* [DIRECTIVE] Search the material below for the word "trochanter". Copy every line that has it.

* [DATA FOR PROCESSING]
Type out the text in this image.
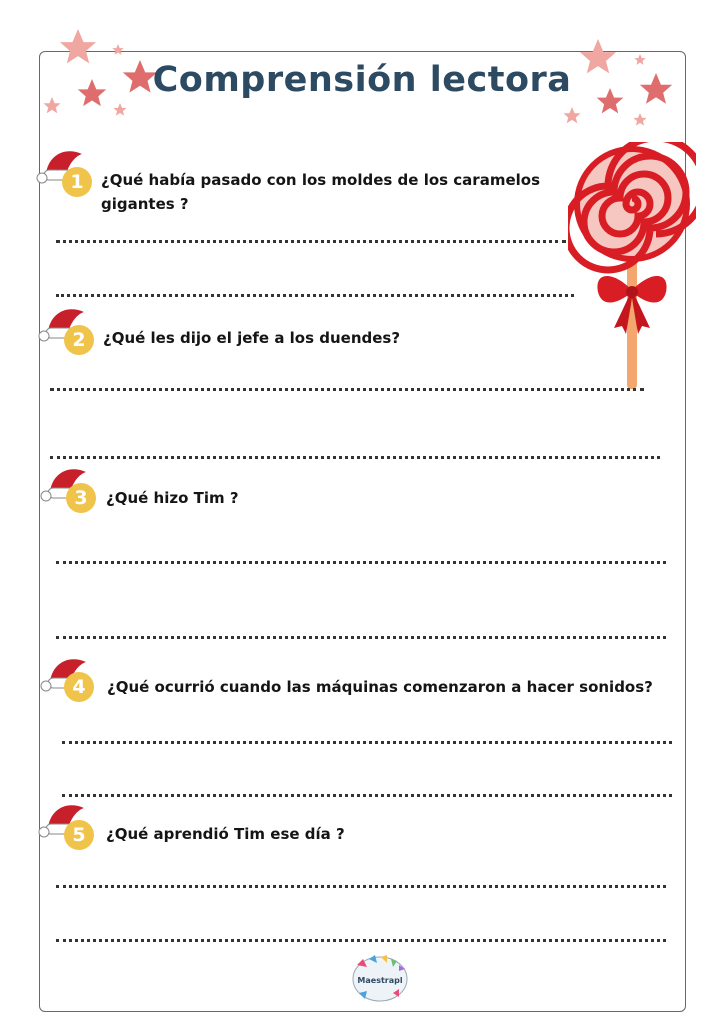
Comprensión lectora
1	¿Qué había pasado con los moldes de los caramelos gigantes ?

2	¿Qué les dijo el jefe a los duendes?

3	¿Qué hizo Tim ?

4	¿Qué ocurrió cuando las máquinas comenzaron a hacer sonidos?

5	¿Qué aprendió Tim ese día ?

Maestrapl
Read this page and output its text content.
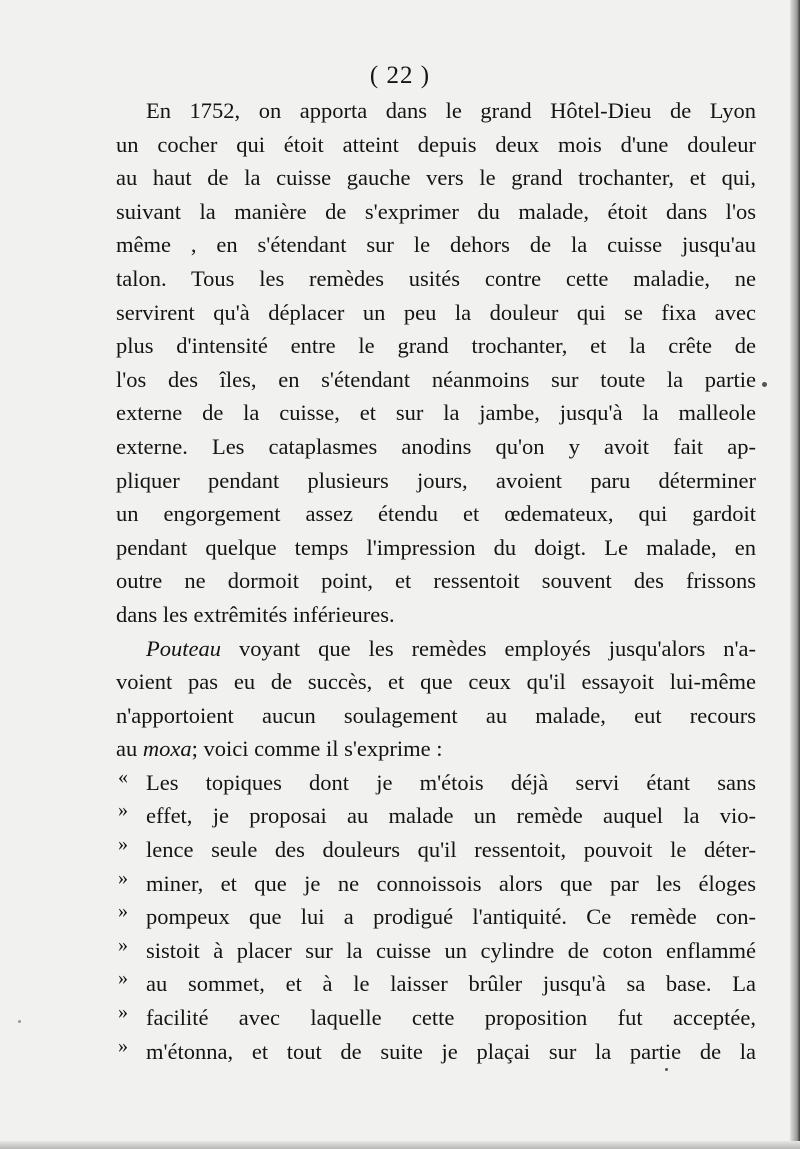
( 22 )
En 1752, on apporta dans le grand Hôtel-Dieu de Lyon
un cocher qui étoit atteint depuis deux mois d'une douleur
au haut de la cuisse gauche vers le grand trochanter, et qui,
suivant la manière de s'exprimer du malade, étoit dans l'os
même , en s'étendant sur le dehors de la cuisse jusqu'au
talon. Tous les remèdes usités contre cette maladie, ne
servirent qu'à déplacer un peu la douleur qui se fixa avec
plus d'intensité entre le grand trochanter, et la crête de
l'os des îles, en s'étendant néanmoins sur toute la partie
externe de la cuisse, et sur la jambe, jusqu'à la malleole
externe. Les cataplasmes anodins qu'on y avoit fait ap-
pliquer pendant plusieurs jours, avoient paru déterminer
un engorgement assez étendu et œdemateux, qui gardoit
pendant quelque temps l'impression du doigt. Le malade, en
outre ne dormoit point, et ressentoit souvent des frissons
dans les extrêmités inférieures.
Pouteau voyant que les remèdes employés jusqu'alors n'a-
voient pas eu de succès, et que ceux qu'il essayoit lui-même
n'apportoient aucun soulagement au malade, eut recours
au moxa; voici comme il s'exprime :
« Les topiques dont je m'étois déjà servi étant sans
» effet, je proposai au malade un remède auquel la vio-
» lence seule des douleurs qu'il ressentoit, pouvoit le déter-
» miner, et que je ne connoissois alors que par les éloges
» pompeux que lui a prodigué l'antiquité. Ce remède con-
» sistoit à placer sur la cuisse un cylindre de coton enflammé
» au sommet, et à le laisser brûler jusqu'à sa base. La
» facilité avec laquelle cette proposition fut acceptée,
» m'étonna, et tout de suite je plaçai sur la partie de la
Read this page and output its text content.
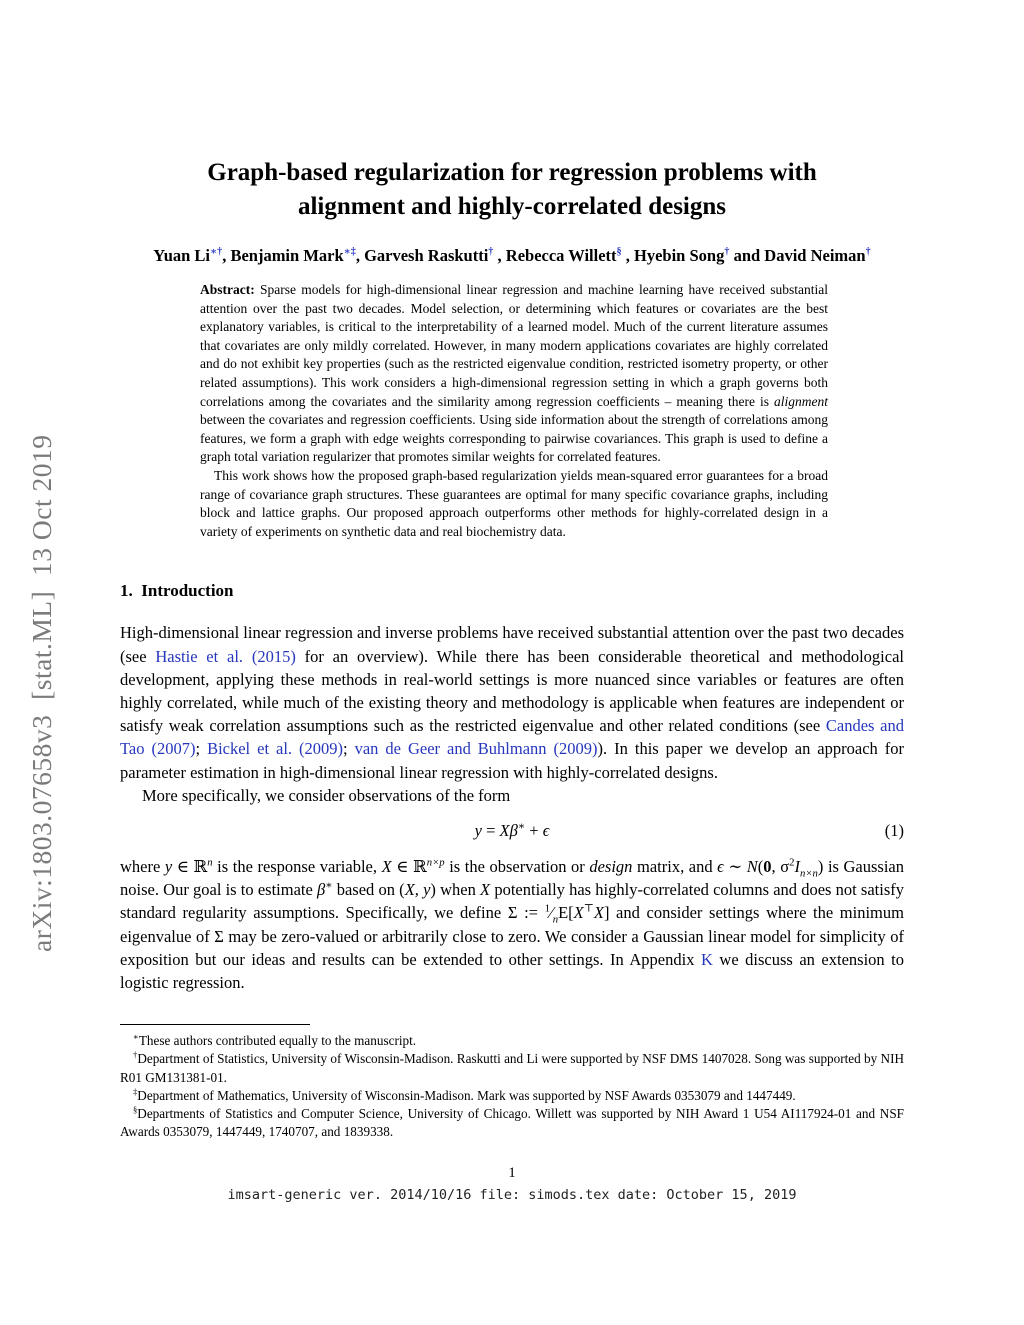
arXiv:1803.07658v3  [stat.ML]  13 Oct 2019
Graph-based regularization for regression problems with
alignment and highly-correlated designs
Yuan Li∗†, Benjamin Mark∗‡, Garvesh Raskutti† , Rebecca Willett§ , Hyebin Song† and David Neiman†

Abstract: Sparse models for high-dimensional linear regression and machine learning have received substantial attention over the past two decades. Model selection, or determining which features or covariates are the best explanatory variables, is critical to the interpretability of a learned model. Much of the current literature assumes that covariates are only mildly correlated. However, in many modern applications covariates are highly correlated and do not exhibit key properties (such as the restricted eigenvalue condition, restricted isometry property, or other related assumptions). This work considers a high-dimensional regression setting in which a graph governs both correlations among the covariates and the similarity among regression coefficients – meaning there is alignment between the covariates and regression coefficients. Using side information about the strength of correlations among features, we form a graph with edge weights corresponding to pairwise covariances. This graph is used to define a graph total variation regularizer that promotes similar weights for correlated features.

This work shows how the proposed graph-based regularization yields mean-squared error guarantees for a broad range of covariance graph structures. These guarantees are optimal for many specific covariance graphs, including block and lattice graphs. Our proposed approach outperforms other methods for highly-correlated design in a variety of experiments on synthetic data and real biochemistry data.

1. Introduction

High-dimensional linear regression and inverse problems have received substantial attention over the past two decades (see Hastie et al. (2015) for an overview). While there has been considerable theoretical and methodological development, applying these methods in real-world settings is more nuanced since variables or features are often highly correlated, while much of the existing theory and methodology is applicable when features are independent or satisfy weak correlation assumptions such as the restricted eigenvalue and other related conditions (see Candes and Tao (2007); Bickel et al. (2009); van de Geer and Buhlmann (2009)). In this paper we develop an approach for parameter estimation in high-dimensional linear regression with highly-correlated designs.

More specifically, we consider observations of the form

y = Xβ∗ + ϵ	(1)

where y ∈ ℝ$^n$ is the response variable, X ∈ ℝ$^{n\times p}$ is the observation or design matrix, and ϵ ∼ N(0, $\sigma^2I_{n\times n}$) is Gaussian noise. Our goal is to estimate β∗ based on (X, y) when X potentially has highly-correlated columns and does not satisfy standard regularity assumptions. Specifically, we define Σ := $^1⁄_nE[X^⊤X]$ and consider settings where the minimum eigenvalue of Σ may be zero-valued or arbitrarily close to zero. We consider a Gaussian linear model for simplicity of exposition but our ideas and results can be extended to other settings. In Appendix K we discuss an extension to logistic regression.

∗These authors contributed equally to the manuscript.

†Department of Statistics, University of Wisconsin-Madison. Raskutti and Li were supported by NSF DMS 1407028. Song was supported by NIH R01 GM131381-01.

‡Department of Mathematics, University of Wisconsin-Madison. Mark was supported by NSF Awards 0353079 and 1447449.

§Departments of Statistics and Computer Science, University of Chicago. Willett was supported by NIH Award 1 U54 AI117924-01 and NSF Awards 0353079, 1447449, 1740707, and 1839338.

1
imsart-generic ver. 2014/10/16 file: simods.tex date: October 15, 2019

* [RESPONSE BELOW]
au haut de la cuisse gauche vers le grand trochanter, et qui,
plus d'intensité entre le grand trochanter, et la crête de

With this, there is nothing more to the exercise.